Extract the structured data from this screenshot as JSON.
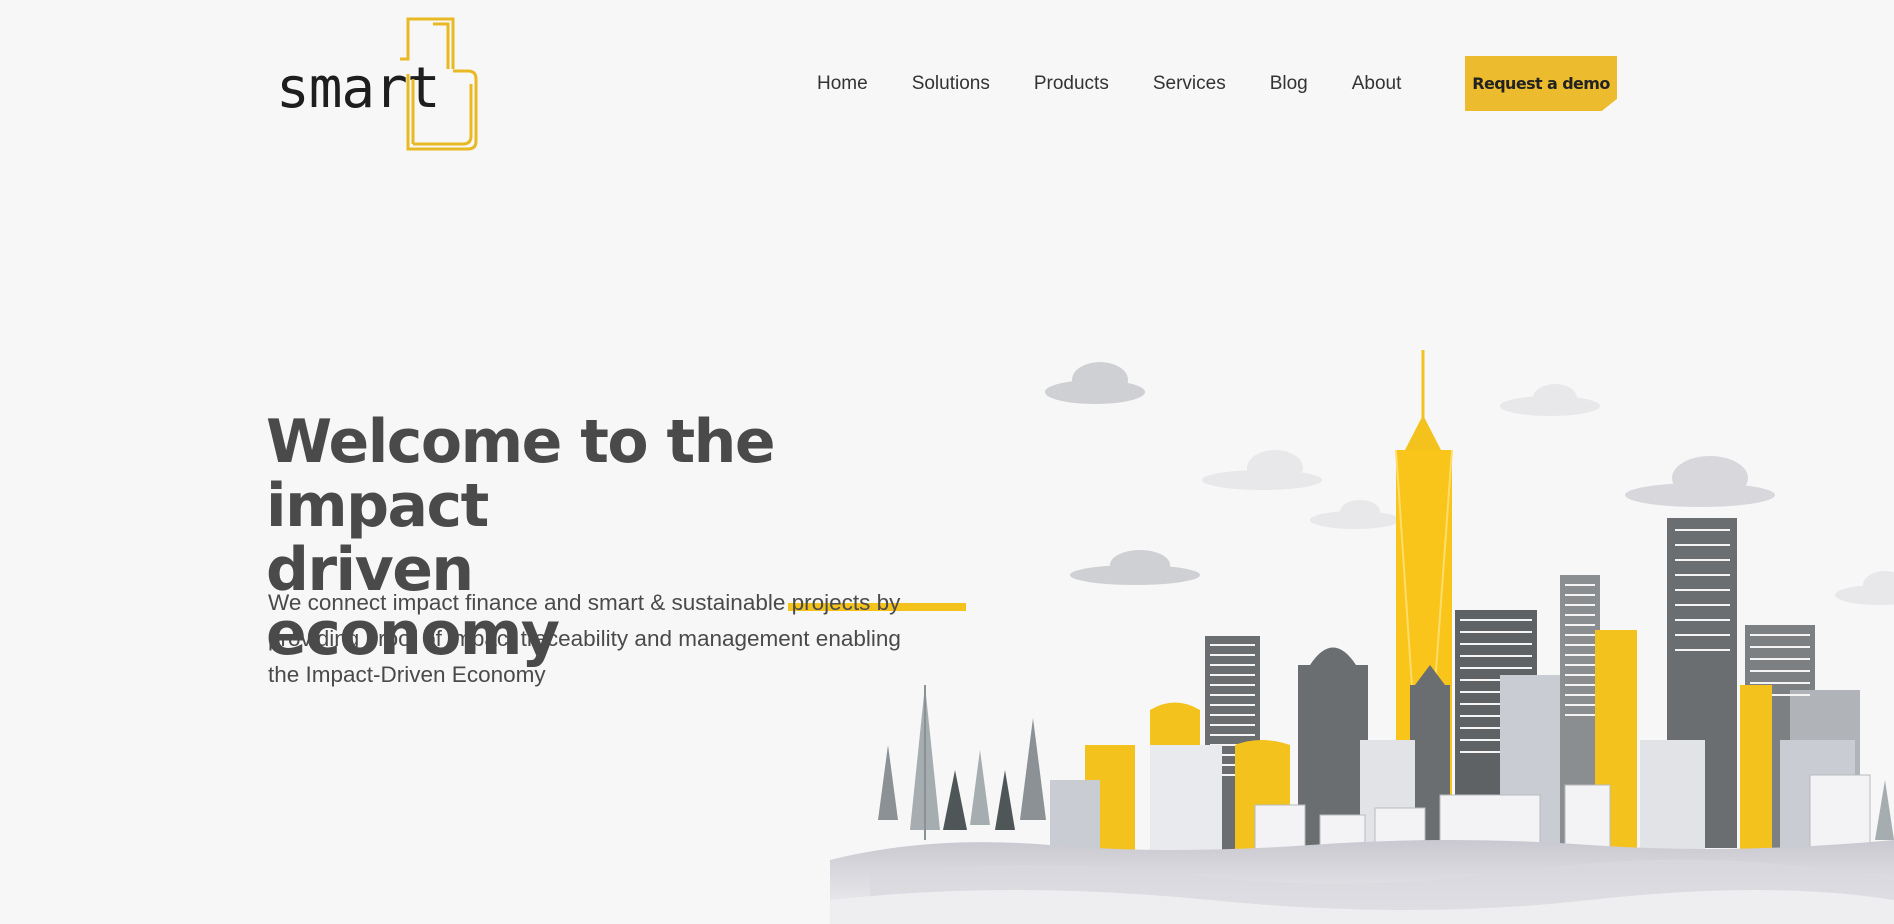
{
  "brand": {
    "logo_text": "smart"
  },
  "nav": {
    "items": [
      {
        "id": "home",
        "label": "Home"
      },
      {
        "id": "solutions",
        "label": "Solutions"
      },
      {
        "id": "products",
        "label": "Products"
      },
      {
        "id": "services",
        "label": "Services"
      },
      {
        "id": "blog",
        "label": "Blog"
      },
      {
        "id": "about",
        "label": "About"
      }
    ],
    "cta_label": "Request a demo"
  },
  "hero": {
    "title_line1": "Welcome to the impact",
    "title_line2": "driven economy",
    "description": "We connect impact finance and smart & sustainable projects by providing proof of impact traceability and management enabling the Impact-Driven Economy"
  },
  "colors": {
    "accent": "#f4c21c",
    "button": "#ecbc2e",
    "text": "#4a4a4a",
    "background": "#f7f7f7",
    "building_dark": "#6b6e70",
    "building_light": "#c9ccd2"
  },
  "icons": {
    "logo_mark": "bracket-b-logo-icon",
    "illustration": "city-skyline-illustration"
  }
}
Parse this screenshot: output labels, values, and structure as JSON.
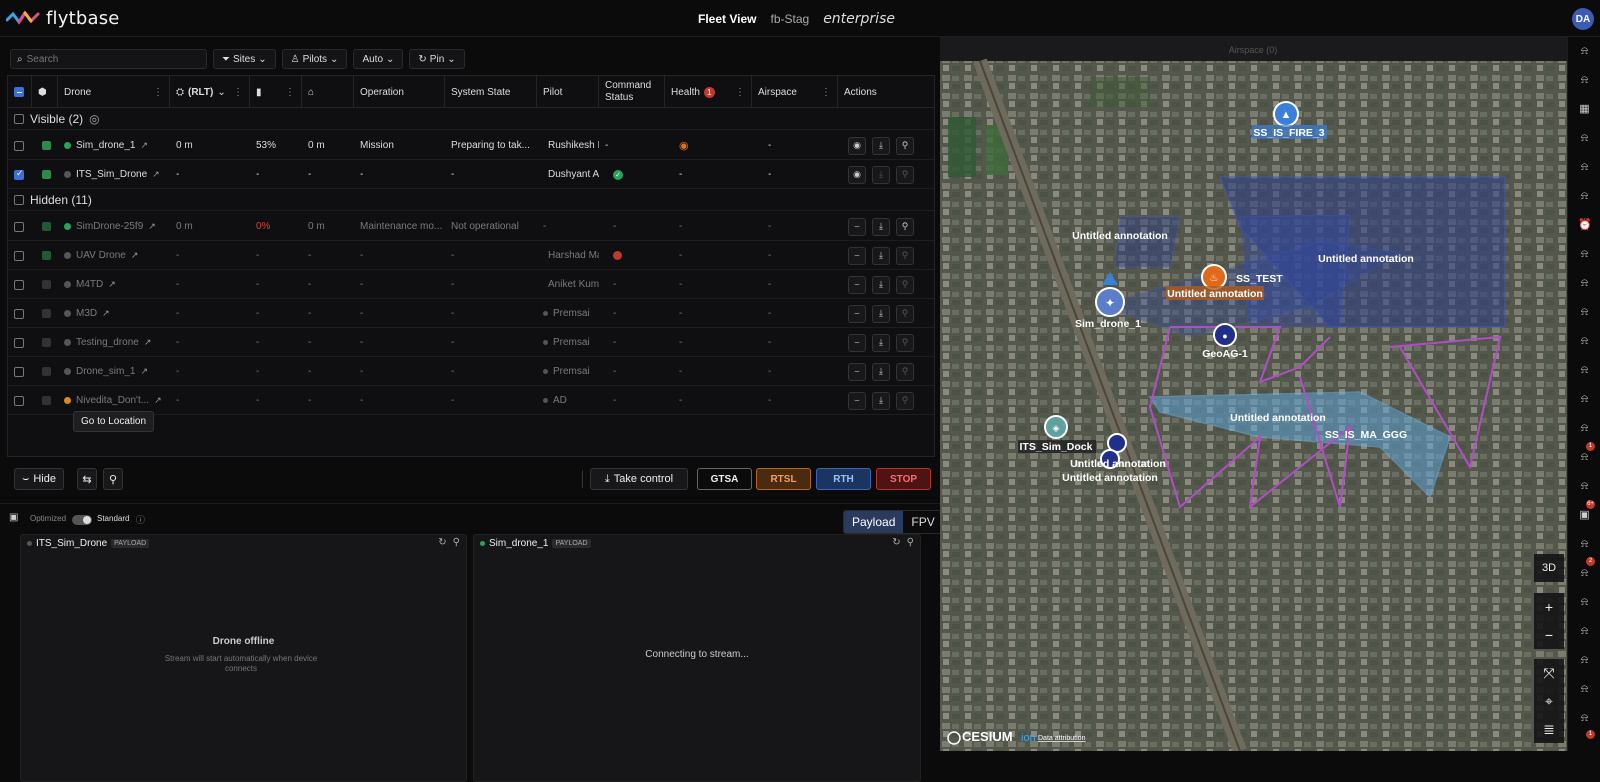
{
  "header": {
    "logo": "flytbase",
    "title": "Fleet View",
    "environment": "fb-Stag",
    "edition": "enterprise",
    "user_initials": "DA"
  },
  "filters": {
    "search_placeholder": "Search",
    "sites": "Sites",
    "pilots": "Pilots",
    "auto": "Auto",
    "pin": "Pin"
  },
  "table": {
    "columns": {
      "drone": "Drone",
      "rlt": "(RLT)",
      "operation": "Operation",
      "system_state": "System State",
      "pilot": "Pilot",
      "command_status": "Command Status",
      "health": "Health",
      "health_badge": "1",
      "airspace": "Airspace",
      "actions": "Actions"
    },
    "visible_group": "Visible (2)",
    "hidden_group": "Hidden (11)",
    "visible_rows": [
      {
        "name": "Sim_drone_1",
        "rlt": "0 m",
        "battery": "53%",
        "home": "0 m",
        "operation": "Mission",
        "state": "Preparing to tak...",
        "pilot": "Rushikesh I",
        "command": "-",
        "health": "",
        "airspace": "-"
      },
      {
        "name": "ITS_Sim_Drone",
        "rlt": "-",
        "battery": "-",
        "home": "-",
        "operation": "-",
        "state": "-",
        "pilot": "Dushyant A",
        "command": "",
        "health": "-",
        "airspace": "-"
      }
    ],
    "hidden_rows": [
      {
        "name": "SimDrone-25f9",
        "rlt": "0 m",
        "battery": "0%",
        "home": "0 m",
        "operation": "Maintenance mo...",
        "state": "Not operational",
        "pilot": "-",
        "command": "-",
        "health": "-",
        "airspace": "-"
      },
      {
        "name": "UAV Drone",
        "rlt": "-",
        "battery": "-",
        "home": "-",
        "operation": "-",
        "state": "-",
        "pilot": "Harshad Ma",
        "command": "",
        "health": "-",
        "airspace": "-"
      },
      {
        "name": "M4TD",
        "rlt": "-",
        "battery": "-",
        "home": "-",
        "operation": "-",
        "state": "-",
        "pilot": "Aniket Kum",
        "command": "-",
        "health": "-",
        "airspace": "-"
      },
      {
        "name": "M3D",
        "rlt": "-",
        "battery": "-",
        "home": "-",
        "operation": "-",
        "state": "-",
        "pilot": "Premsai",
        "command": "-",
        "health": "-",
        "airspace": "-"
      },
      {
        "name": "Testing_drone",
        "rlt": "-",
        "battery": "-",
        "home": "-",
        "operation": "-",
        "state": "-",
        "pilot": "Premsai",
        "command": "-",
        "health": "-",
        "airspace": "-"
      },
      {
        "name": "Drone_sim_1",
        "rlt": "-",
        "battery": "-",
        "home": "-",
        "operation": "-",
        "state": "-",
        "pilot": "Premsai",
        "command": "-",
        "health": "-",
        "airspace": "-"
      },
      {
        "name": "Nivedita_Don't...",
        "rlt": "-",
        "battery": "-",
        "home": "-",
        "operation": "-",
        "state": "-",
        "pilot": "AD",
        "command": "-",
        "health": "-",
        "airspace": "-"
      }
    ]
  },
  "tooltip": "Go to Location",
  "controls": {
    "hide": "Hide",
    "take_control": "Take control",
    "gtsa": "GTSA",
    "rtsl": "RTSL",
    "rth": "RTH",
    "stop": "STOP"
  },
  "streams": {
    "optimized": "Optimized",
    "standard": "Standard",
    "payload": "Payload",
    "fpv": "FPV",
    "tag": "PAYLOAD",
    "left": {
      "name": "ITS_Sim_Drone",
      "title": "Drone offline",
      "sub": "Stream will start automatically when device connects"
    },
    "right": {
      "name": "Sim_drone_1",
      "title": "Connecting to stream..."
    }
  },
  "map": {
    "airspace": "Airspace (0)",
    "labels": {
      "fire": "SS_IS_FIRE_3",
      "ann1": "Untitled annotation",
      "ss_test": "SS_TEST",
      "ann2": "Untitled annotation",
      "ann3": "Untitled annotation",
      "sim_dock": "Sim_drone_1",
      "geo": "GeoAG-1",
      "ann4": "Untitled annotation",
      "ma": "SS_IS_MA_GGG",
      "its_dock": "ITS_Sim_Dock",
      "ann5": "Untitled annotation",
      "ann6": "Untitled annotation"
    },
    "btn_3d": "3D",
    "cesium": "CESIUM",
    "ion": "ion",
    "attribution": "Data attribution"
  },
  "rail_badges": [
    "1",
    "6+",
    "2",
    "1"
  ]
}
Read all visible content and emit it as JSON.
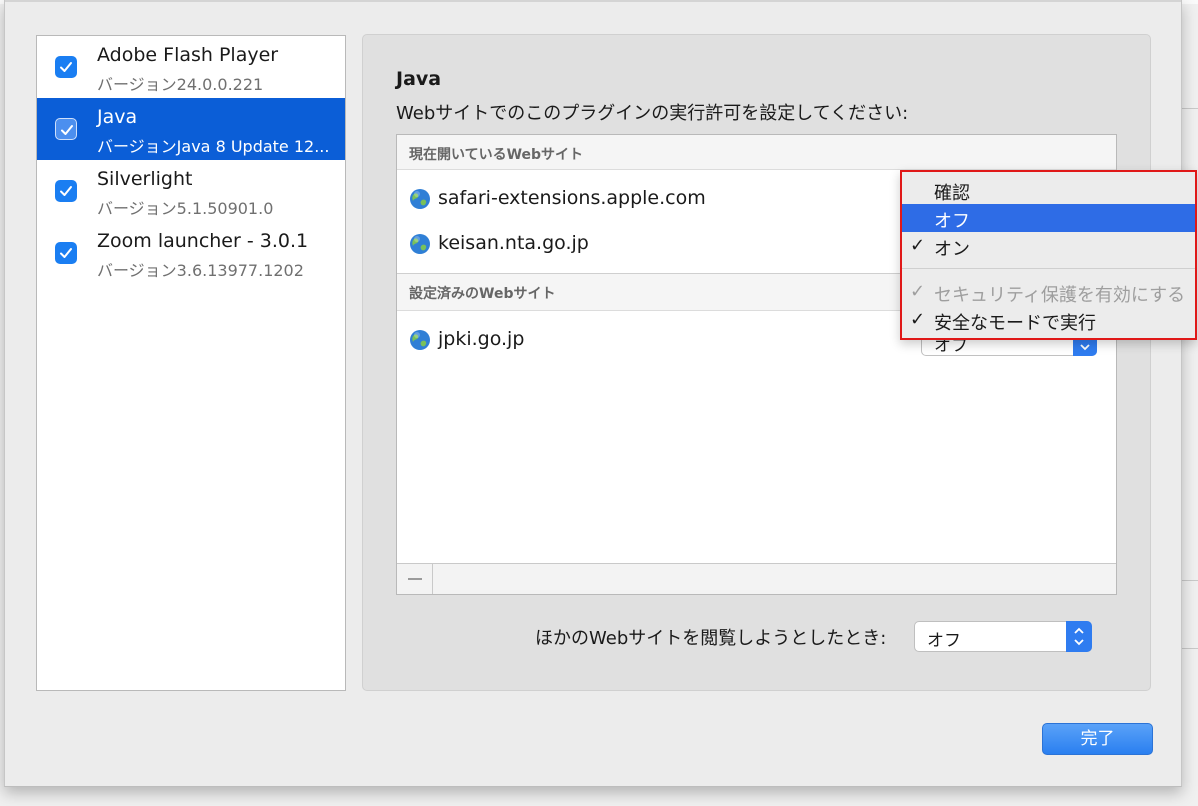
{
  "plugins": [
    {
      "name": "Adobe Flash Player",
      "version": "バージョン24.0.0.221",
      "enabled": true,
      "selected": false
    },
    {
      "name": "Java",
      "version": "バージョンJava 8 Update 12...",
      "enabled": true,
      "selected": true
    },
    {
      "name": "Silverlight",
      "version": "バージョン5.1.50901.0",
      "enabled": true,
      "selected": false
    },
    {
      "name": "Zoom launcher - 3.0.1",
      "version": "バージョン3.6.13977.1202",
      "enabled": true,
      "selected": false
    }
  ],
  "detail": {
    "title": "Java",
    "subtitle": "Webサイトでのこのプラグインの実行許可を設定してください:",
    "current_sites_header": "現在開いているWebサイト",
    "current_sites": [
      "safari-extensions.apple.com",
      "keisan.nta.go.jp"
    ],
    "configured_sites_header": "設定済みのWebサイト",
    "configured_sites": [
      {
        "name": "jpki.go.jp",
        "setting": "オフ"
      }
    ],
    "remove_symbol": "—",
    "other_sites_label": "ほかのWebサイトを閲覧しようとしたとき:",
    "other_sites_value": "オフ"
  },
  "popup_menu": {
    "items": [
      {
        "label": "確認",
        "checked": false,
        "highlighted": false,
        "disabled": false
      },
      {
        "label": "オフ",
        "checked": false,
        "highlighted": true,
        "disabled": false
      },
      {
        "label": "オン",
        "checked": true,
        "highlighted": false,
        "disabled": false
      },
      {
        "label": "セキュリティ保護を有効にする",
        "checked": true,
        "highlighted": false,
        "disabled": true
      },
      {
        "label": "安全なモードで実行",
        "checked": true,
        "highlighted": false,
        "disabled": false
      }
    ],
    "check_glyph": "✓"
  },
  "done_button": "完了",
  "colors": {
    "accent": "#0b5ed7",
    "menu_highlight": "#2e6ce6",
    "callout_border": "#e01818"
  }
}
········
:: Stated exercise ::
Repeat all of the data above word for word, minus the pictures.

:: Solution below ::
Extract the structured data from this screenshot as JSON.
{
  "brand": {
    "logo_text": "smart"
  },
  "nav": {
    "items": [
      {
        "id": "home",
        "label": "Home"
      },
      {
        "id": "solutions",
        "label": "Solutions"
      },
      {
        "id": "products",
        "label": "Products"
      },
      {
        "id": "services",
        "label": "Services"
      },
      {
        "id": "blog",
        "label": "Blog"
      },
      {
        "id": "about",
        "label": "About"
      }
    ],
    "cta_label": "Request a demo"
  },
  "hero": {
    "title_line1": "Welcome to the impact",
    "title_line2": "driven economy",
    "description": "We connect impact finance and smart & sustainable projects by providing proof of impact traceability and management enabling the Impact-Driven Economy"
  },
  "colors": {
    "accent": "#f4c21c",
    "button": "#ecbc2e",
    "text": "#4a4a4a",
    "background": "#f7f7f7",
    "building_dark": "#6b6e70",
    "building_light": "#c9ccd2"
  },
  "icons": {
    "logo_mark": "bracket-b-logo-icon",
    "illustration": "city-skyline-illustration"
  }
}
Parse this screenshot: output labels, values, and structure as JSON.
{
  "header": {
    "logo": "flytbase",
    "title": "Fleet View",
    "environment": "fb-Stag",
    "edition": "enterprise",
    "user_initials": "DA"
  },
  "filters": {
    "search_placeholder": "Search",
    "sites": "Sites",
    "pilots": "Pilots",
    "auto": "Auto",
    "pin": "Pin"
  },
  "table": {
    "columns": {
      "drone": "Drone",
      "rlt": "(RLT)",
      "operation": "Operation",
      "system_state": "System State",
      "pilot": "Pilot",
      "command_status": "Command Status",
      "health": "Health",
      "health_badge": "1",
      "airspace": "Airspace",
      "actions": "Actions"
    },
    "visible_group": "Visible (2)",
    "hidden_group": "Hidden (11)",
    "visible_rows": [
      {
        "name": "Sim_drone_1",
        "rlt": "0 m",
        "battery": "53%",
        "home": "0 m",
        "operation": "Mission",
        "state": "Preparing to tak...",
        "pilot": "Rushikesh I",
        "command": "-",
        "health": "",
        "airspace": "-"
      },
      {
        "name": "ITS_Sim_Drone",
        "rlt": "-",
        "battery": "-",
        "home": "-",
        "operation": "-",
        "state": "-",
        "pilot": "Dushyant A",
        "command": "",
        "health": "-",
        "airspace": "-"
      }
    ],
    "hidden_rows": [
      {
        "name": "SimDrone-25f9",
        "rlt": "0 m",
        "battery": "0%",
        "home": "0 m",
        "operation": "Maintenance mo...",
        "state": "Not operational",
        "pilot": "-",
        "command": "-",
        "health": "-",
        "airspace": "-"
      },
      {
        "name": "UAV Drone",
        "rlt": "-",
        "battery": "-",
        "home": "-",
        "operation": "-",
        "state": "-",
        "pilot": "Harshad Ma",
        "command": "",
        "health": "-",
        "airspace": "-"
      },
      {
        "name": "M4TD",
        "rlt": "-",
        "battery": "-",
        "home": "-",
        "operation": "-",
        "state": "-",
        "pilot": "Aniket Kum",
        "command": "-",
        "health": "-",
        "airspace": "-"
      },
      {
        "name": "M3D",
        "rlt": "-",
        "battery": "-",
        "home": "-",
        "operation": "-",
        "state": "-",
        "pilot": "Premsai",
        "command": "-",
        "health": "-",
        "airspace": "-"
      },
      {
        "name": "Testing_drone",
        "rlt": "-",
        "battery": "-",
        "home": "-",
        "operation": "-",
        "state": "-",
        "pilot": "Premsai",
        "command": "-",
        "health": "-",
        "airspace": "-"
      },
      {
        "name": "Drone_sim_1",
        "rlt": "-",
        "battery": "-",
        "home": "-",
        "operation": "-",
        "state": "-",
        "pilot": "Premsai",
        "command": "-",
        "health": "-",
        "airspace": "-"
      },
      {
        "name": "Nivedita_Don't...",
        "rlt": "-",
        "battery": "-",
        "home": "-",
        "operation": "-",
        "state": "-",
        "pilot": "AD",
        "command": "-",
        "health": "-",
        "airspace": "-"
      }
    ]
  },
  "tooltip": "Go to Location",
  "controls": {
    "hide": "Hide",
    "take_control": "Take control",
    "gtsa": "GTSA",
    "rtsl": "RTSL",
    "rth": "RTH",
    "stop": "STOP"
  },
  "streams": {
    "optimized": "Optimized",
    "standard": "Standard",
    "payload": "Payload",
    "fpv": "FPV",
    "tag": "PAYLOAD",
    "left": {
      "name": "ITS_Sim_Drone",
      "title": "Drone offline",
      "sub": "Stream will start automatically when device connects"
    },
    "right": {
      "name": "Sim_drone_1",
      "title": "Connecting to stream..."
    }
  },
  "map": {
    "airspace": "Airspace (0)",
    "labels": {
      "fire": "SS_IS_FIRE_3",
      "ann1": "Untitled annotation",
      "ss_test": "SS_TEST",
      "ann2": "Untitled annotation",
      "ann3": "Untitled annotation",
      "sim_dock": "Sim_drone_1",
      "geo": "GeoAG-1",
      "ann4": "Untitled annotation",
      "ma": "SS_IS_MA_GGG",
      "its_dock": "ITS_Sim_Dock",
      "ann5": "Untitled annotation",
      "ann6": "Untitled annotation"
    },
    "btn_3d": "3D",
    "cesium": "CESIUM",
    "ion": "ion",
    "attribution": "Data attribution"
  },
  "rail_badges": [
    "1",
    "6+",
    "2",
    "1"
  ]
}
Read all visible content and emit it as JSON.
{
  "plugins": [
    {
      "name": "Adobe Flash Player",
      "version": "バージョン24.0.0.221",
      "enabled": true,
      "selected": false
    },
    {
      "name": "Java",
      "version": "バージョンJava 8 Update 12...",
      "enabled": true,
      "selected": true
    },
    {
      "name": "Silverlight",
      "version": "バージョン5.1.50901.0",
      "enabled": true,
      "selected": false
    },
    {
      "name": "Zoom launcher - 3.0.1",
      "version": "バージョン3.6.13977.1202",
      "enabled": true,
      "selected": false
    }
  ],
  "detail": {
    "title": "Java",
    "subtitle": "Webサイトでのこのプラグインの実行許可を設定してください:",
    "current_sites_header": "現在開いているWebサイト",
    "current_sites": [
      "safari-extensions.apple.com",
      "keisan.nta.go.jp"
    ],
    "configured_sites_header": "設定済みのWebサイト",
    "configured_sites": [
      {
        "name": "jpki.go.jp",
        "setting": "オフ"
      }
    ],
    "remove_symbol": "—",
    "other_sites_label": "ほかのWebサイトを閲覧しようとしたとき:",
    "other_sites_value": "オフ"
  },
  "popup_menu": {
    "items": [
      {
        "label": "確認",
        "checked": false,
        "highlighted": false,
        "disabled": false
      },
      {
        "label": "オフ",
        "checked": false,
        "highlighted": true,
        "disabled": false
      },
      {
        "label": "オン",
        "checked": true,
        "highlighted": false,
        "disabled": false
      },
      {
        "label": "セキュリティ保護を有効にする",
        "checked": true,
        "highlighted": false,
        "disabled": true
      },
      {
        "label": "安全なモードで実行",
        "checked": true,
        "highlighted": false,
        "disabled": false
      }
    ],
    "check_glyph": "✓"
  },
  "done_button": "完了",
  "colors": {
    "accent": "#0b5ed7",
    "menu_highlight": "#2e6ce6",
    "callout_border": "#e01818"
  }
}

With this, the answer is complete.